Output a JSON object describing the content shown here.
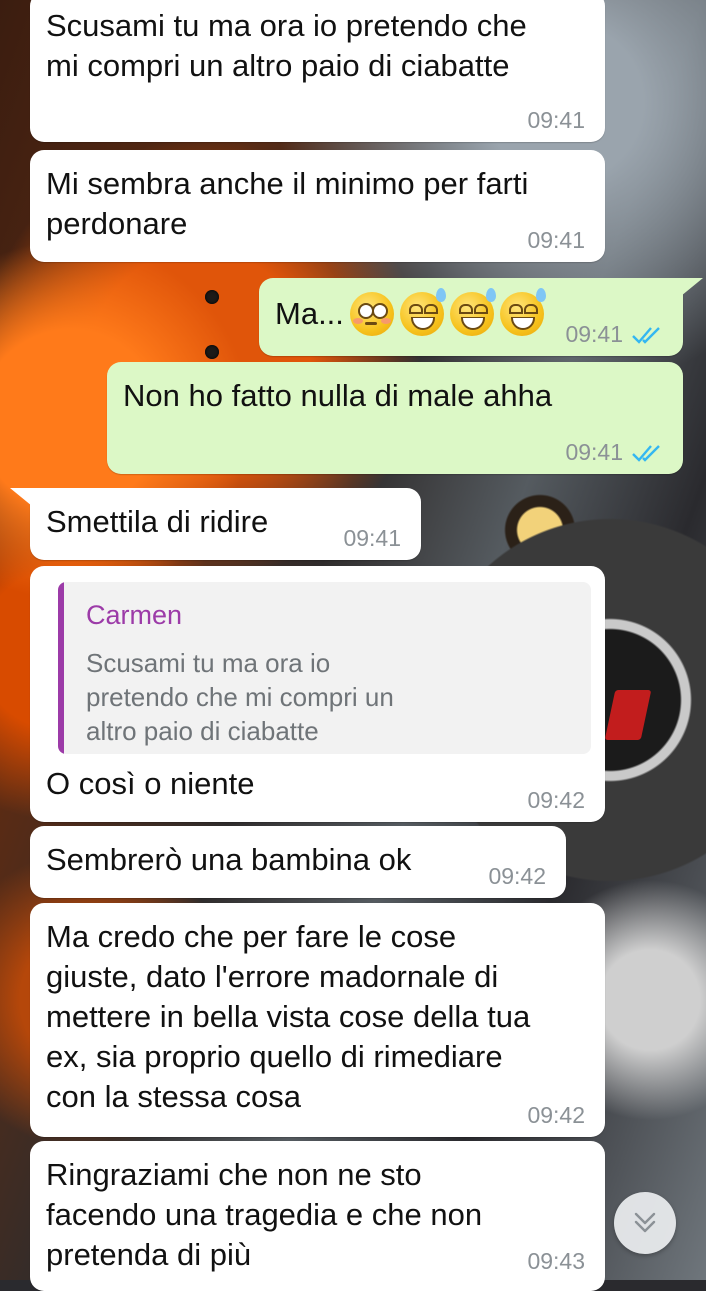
{
  "messages": [
    {
      "id": "m1",
      "direction": "incoming",
      "text": "Scusami tu ma ora io pretendo che\nmi compri un altro paio di ciabatte",
      "time": "09:41"
    },
    {
      "id": "m2",
      "direction": "incoming",
      "text": "Mi sembra anche il minimo per farti\nperdonare",
      "time": "09:41"
    },
    {
      "id": "m3",
      "direction": "outgoing",
      "text": "Ma...",
      "emojis": [
        "flushed-face-emoji",
        "grinning-sweat-emoji",
        "grinning-sweat-emoji",
        "grinning-sweat-emoji"
      ],
      "time": "09:41",
      "status": "read"
    },
    {
      "id": "m4",
      "direction": "outgoing",
      "text": "Non ho fatto nulla di male ahha",
      "time": "09:41",
      "status": "read"
    },
    {
      "id": "m5",
      "direction": "incoming",
      "text": "Smettila di ridire",
      "time": "09:41"
    },
    {
      "id": "m6",
      "direction": "incoming",
      "text": "O così o niente",
      "time": "09:42",
      "reply_to": {
        "author": "Carmen",
        "text": "Scusami tu ma ora io\npretendo che mi compri un\naltro paio di ciabatte"
      }
    },
    {
      "id": "m7",
      "direction": "incoming",
      "text": "Sembrerò una bambina ok",
      "time": "09:42"
    },
    {
      "id": "m8",
      "direction": "incoming",
      "text": "Ma credo che per fare le cose\ngiuste, dato l'errore madornale di\nmettere in bella vista cose della tua\nex, sia proprio quello di rimediare\ncon la stessa cosa",
      "time": "09:42"
    },
    {
      "id": "m9",
      "direction": "incoming",
      "text": "Ringraziami che non ne sto\nfacendo una tragedia e che non\npretenda di più",
      "time": "09:43"
    }
  ],
  "scroll_to_bottom": {
    "icon": "chevron-double-down-icon"
  },
  "colors": {
    "incoming_bubble": "#ffffff",
    "outgoing_bubble": "#dcf8c6",
    "read_ticks": "#34b7f1",
    "timestamp": "#8b9196",
    "quote_author": "#9c3ba8"
  }
}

_____

SHORT EXERCISE — Copy every record character for character. Skip the pictures.

EXERCISE SOLUTION —
Output a JSON object describing the content shown here.
{
  "messages": [
    {
      "id": "m1",
      "direction": "incoming",
      "text": "Scusami tu ma ora io pretendo che\nmi compri un altro paio di ciabatte",
      "time": "09:41"
    },
    {
      "id": "m2",
      "direction": "incoming",
      "text": "Mi sembra anche il minimo per farti\nperdonare",
      "time": "09:41"
    },
    {
      "id": "m3",
      "direction": "outgoing",
      "text": "Ma...",
      "emojis": [
        "flushed-face-emoji",
        "grinning-sweat-emoji",
        "grinning-sweat-emoji",
        "grinning-sweat-emoji"
      ],
      "time": "09:41",
      "status": "read"
    },
    {
      "id": "m4",
      "direction": "outgoing",
      "text": "Non ho fatto nulla di male ahha",
      "time": "09:41",
      "status": "read"
    },
    {
      "id": "m5",
      "direction": "incoming",
      "text": "Smettila di ridire",
      "time": "09:41"
    },
    {
      "id": "m6",
      "direction": "incoming",
      "text": "O così o niente",
      "time": "09:42",
      "reply_to": {
        "author": "Carmen",
        "text": "Scusami tu ma ora io\npretendo che mi compri un\naltro paio di ciabatte"
      }
    },
    {
      "id": "m7",
      "direction": "incoming",
      "text": "Sembrerò una bambina ok",
      "time": "09:42"
    },
    {
      "id": "m8",
      "direction": "incoming",
      "text": "Ma credo che per fare le cose\ngiuste, dato l'errore madornale di\nmettere in bella vista cose della tua\nex, sia proprio quello di rimediare\ncon la stessa cosa",
      "time": "09:42"
    },
    {
      "id": "m9",
      "direction": "incoming",
      "text": "Ringraziami che non ne sto\nfacendo una tragedia e che non\npretenda di più",
      "time": "09:43"
    }
  ],
  "scroll_to_bottom": {
    "icon": "chevron-double-down-icon"
  },
  "colors": {
    "incoming_bubble": "#ffffff",
    "outgoing_bubble": "#dcf8c6",
    "read_ticks": "#34b7f1",
    "timestamp": "#8b9196",
    "quote_author": "#9c3ba8"
  }
}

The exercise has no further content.